**Stored data:**
◆ ◆ ◆ ◆ ◆

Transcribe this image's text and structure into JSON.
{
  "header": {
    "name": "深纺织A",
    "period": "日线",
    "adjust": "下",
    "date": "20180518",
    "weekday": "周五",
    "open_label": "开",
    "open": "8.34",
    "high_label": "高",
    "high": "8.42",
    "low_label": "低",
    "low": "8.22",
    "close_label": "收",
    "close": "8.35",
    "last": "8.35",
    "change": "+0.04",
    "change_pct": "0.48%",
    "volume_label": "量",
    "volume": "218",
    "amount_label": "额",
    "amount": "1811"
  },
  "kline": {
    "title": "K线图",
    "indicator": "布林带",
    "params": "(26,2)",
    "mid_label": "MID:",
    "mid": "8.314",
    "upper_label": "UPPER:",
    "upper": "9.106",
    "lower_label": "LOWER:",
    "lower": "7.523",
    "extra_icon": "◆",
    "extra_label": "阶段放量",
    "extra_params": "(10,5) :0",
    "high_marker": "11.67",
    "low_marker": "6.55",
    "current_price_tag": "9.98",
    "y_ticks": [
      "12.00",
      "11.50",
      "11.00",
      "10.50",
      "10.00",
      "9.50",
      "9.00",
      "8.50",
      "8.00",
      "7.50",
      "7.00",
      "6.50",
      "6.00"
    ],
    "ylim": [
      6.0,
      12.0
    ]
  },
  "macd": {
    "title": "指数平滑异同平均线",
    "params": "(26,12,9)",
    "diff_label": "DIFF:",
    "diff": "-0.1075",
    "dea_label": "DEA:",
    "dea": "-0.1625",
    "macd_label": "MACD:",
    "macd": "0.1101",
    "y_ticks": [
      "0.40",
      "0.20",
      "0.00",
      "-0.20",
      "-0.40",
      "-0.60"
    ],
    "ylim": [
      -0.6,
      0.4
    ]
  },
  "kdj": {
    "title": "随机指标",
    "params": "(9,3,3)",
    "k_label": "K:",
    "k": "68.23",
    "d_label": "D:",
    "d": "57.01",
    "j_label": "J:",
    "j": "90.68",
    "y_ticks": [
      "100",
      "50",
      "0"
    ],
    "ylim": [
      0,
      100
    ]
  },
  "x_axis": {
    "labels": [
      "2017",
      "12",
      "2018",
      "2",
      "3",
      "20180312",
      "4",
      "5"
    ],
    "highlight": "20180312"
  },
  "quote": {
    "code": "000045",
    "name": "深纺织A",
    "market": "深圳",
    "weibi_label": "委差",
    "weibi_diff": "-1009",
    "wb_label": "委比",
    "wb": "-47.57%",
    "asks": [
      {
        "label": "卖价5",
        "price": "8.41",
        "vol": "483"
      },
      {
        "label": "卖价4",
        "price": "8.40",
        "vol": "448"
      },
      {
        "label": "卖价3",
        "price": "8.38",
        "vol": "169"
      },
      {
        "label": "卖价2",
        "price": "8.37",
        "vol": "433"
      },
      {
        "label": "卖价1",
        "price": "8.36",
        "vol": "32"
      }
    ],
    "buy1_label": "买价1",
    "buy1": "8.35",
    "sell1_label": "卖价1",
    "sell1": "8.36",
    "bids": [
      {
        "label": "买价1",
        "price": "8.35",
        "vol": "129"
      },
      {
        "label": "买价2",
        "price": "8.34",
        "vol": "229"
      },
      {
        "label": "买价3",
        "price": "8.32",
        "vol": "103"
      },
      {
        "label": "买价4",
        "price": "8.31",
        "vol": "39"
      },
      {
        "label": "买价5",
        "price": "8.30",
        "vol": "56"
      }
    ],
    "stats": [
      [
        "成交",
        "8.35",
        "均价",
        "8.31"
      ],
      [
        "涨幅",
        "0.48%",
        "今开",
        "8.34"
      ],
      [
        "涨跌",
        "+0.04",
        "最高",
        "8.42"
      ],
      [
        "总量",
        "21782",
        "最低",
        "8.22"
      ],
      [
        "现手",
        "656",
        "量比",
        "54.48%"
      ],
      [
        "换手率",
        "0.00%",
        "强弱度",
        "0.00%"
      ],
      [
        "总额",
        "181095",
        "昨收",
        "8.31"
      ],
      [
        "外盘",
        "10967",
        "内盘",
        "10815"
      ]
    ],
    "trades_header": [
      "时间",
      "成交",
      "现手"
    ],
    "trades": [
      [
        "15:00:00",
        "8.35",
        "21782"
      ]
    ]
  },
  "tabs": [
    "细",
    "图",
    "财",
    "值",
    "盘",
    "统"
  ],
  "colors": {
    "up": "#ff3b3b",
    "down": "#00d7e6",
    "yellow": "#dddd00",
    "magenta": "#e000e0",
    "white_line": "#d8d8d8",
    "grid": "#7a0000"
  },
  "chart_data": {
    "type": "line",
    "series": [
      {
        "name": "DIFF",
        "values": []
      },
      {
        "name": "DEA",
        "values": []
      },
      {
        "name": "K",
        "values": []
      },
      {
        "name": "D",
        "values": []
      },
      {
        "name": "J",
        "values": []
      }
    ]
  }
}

◆ ◆ ◆ ◆ ◆

**GIVEN INSTRUCTION:** Your task is to extract all of the records exactly.

**WORKED ANSWER:**
Transcribe this image's text and structure into JSON.
{
  "header": {
    "name": "深纺织A",
    "period": "日线",
    "adjust": "下",
    "date": "20180518",
    "weekday": "周五",
    "open_label": "开",
    "open": "8.34",
    "high_label": "高",
    "high": "8.42",
    "low_label": "低",
    "low": "8.22",
    "close_label": "收",
    "close": "8.35",
    "last": "8.35",
    "change": "+0.04",
    "change_pct": "0.48%",
    "volume_label": "量",
    "volume": "218",
    "amount_label": "额",
    "amount": "1811"
  },
  "kline": {
    "title": "K线图",
    "indicator": "布林带",
    "params": "(26,2)",
    "mid_label": "MID:",
    "mid": "8.314",
    "upper_label": "UPPER:",
    "upper": "9.106",
    "lower_label": "LOWER:",
    "lower": "7.523",
    "extra_icon": "◆",
    "extra_label": "阶段放量",
    "extra_params": "(10,5) :0",
    "high_marker": "11.67",
    "low_marker": "6.55",
    "current_price_tag": "9.98",
    "y_ticks": [
      "12.00",
      "11.50",
      "11.00",
      "10.50",
      "10.00",
      "9.50",
      "9.00",
      "8.50",
      "8.00",
      "7.50",
      "7.00",
      "6.50",
      "6.00"
    ],
    "ylim": [
      6.0,
      12.0
    ]
  },
  "macd": {
    "title": "指数平滑异同平均线",
    "params": "(26,12,9)",
    "diff_label": "DIFF:",
    "diff": "-0.1075",
    "dea_label": "DEA:",
    "dea": "-0.1625",
    "macd_label": "MACD:",
    "macd": "0.1101",
    "y_ticks": [
      "0.40",
      "0.20",
      "0.00",
      "-0.20",
      "-0.40",
      "-0.60"
    ],
    "ylim": [
      -0.6,
      0.4
    ]
  },
  "kdj": {
    "title": "随机指标",
    "params": "(9,3,3)",
    "k_label": "K:",
    "k": "68.23",
    "d_label": "D:",
    "d": "57.01",
    "j_label": "J:",
    "j": "90.68",
    "y_ticks": [
      "100",
      "50",
      "0"
    ],
    "ylim": [
      0,
      100
    ]
  },
  "x_axis": {
    "labels": [
      "2017",
      "12",
      "2018",
      "2",
      "3",
      "20180312",
      "4",
      "5"
    ],
    "highlight": "20180312"
  },
  "quote": {
    "code": "000045",
    "name": "深纺织A",
    "market": "深圳",
    "weibi_label": "委差",
    "weibi_diff": "-1009",
    "wb_label": "委比",
    "wb": "-47.57%",
    "asks": [
      {
        "label": "卖价5",
        "price": "8.41",
        "vol": "483"
      },
      {
        "label": "卖价4",
        "price": "8.40",
        "vol": "448"
      },
      {
        "label": "卖价3",
        "price": "8.38",
        "vol": "169"
      },
      {
        "label": "卖价2",
        "price": "8.37",
        "vol": "433"
      },
      {
        "label": "卖价1",
        "price": "8.36",
        "vol": "32"
      }
    ],
    "buy1_label": "买价1",
    "buy1": "8.35",
    "sell1_label": "卖价1",
    "sell1": "8.36",
    "bids": [
      {
        "label": "买价1",
        "price": "8.35",
        "vol": "129"
      },
      {
        "label": "买价2",
        "price": "8.34",
        "vol": "229"
      },
      {
        "label": "买价3",
        "price": "8.32",
        "vol": "103"
      },
      {
        "label": "买价4",
        "price": "8.31",
        "vol": "39"
      },
      {
        "label": "买价5",
        "price": "8.30",
        "vol": "56"
      }
    ],
    "stats": [
      [
        "成交",
        "8.35",
        "均价",
        "8.31"
      ],
      [
        "涨幅",
        "0.48%",
        "今开",
        "8.34"
      ],
      [
        "涨跌",
        "+0.04",
        "最高",
        "8.42"
      ],
      [
        "总量",
        "21782",
        "最低",
        "8.22"
      ],
      [
        "现手",
        "656",
        "量比",
        "54.48%"
      ],
      [
        "换手率",
        "0.00%",
        "强弱度",
        "0.00%"
      ],
      [
        "总额",
        "181095",
        "昨收",
        "8.31"
      ],
      [
        "外盘",
        "10967",
        "内盘",
        "10815"
      ]
    ],
    "trades_header": [
      "时间",
      "成交",
      "现手"
    ],
    "trades": [
      [
        "15:00:00",
        "8.35",
        "21782"
      ]
    ]
  },
  "tabs": [
    "细",
    "图",
    "财",
    "值",
    "盘",
    "统"
  ],
  "colors": {
    "up": "#ff3b3b",
    "down": "#00d7e6",
    "yellow": "#dddd00",
    "magenta": "#e000e0",
    "white_line": "#d8d8d8",
    "grid": "#7a0000"
  },
  "chart_data": {
    "type": "line",
    "series": [
      {
        "name": "DIFF",
        "values": []
      },
      {
        "name": "DEA",
        "values": []
      },
      {
        "name": "K",
        "values": []
      },
      {
        "name": "D",
        "values": []
      },
      {
        "name": "J",
        "values": []
      }
    ]
  }
}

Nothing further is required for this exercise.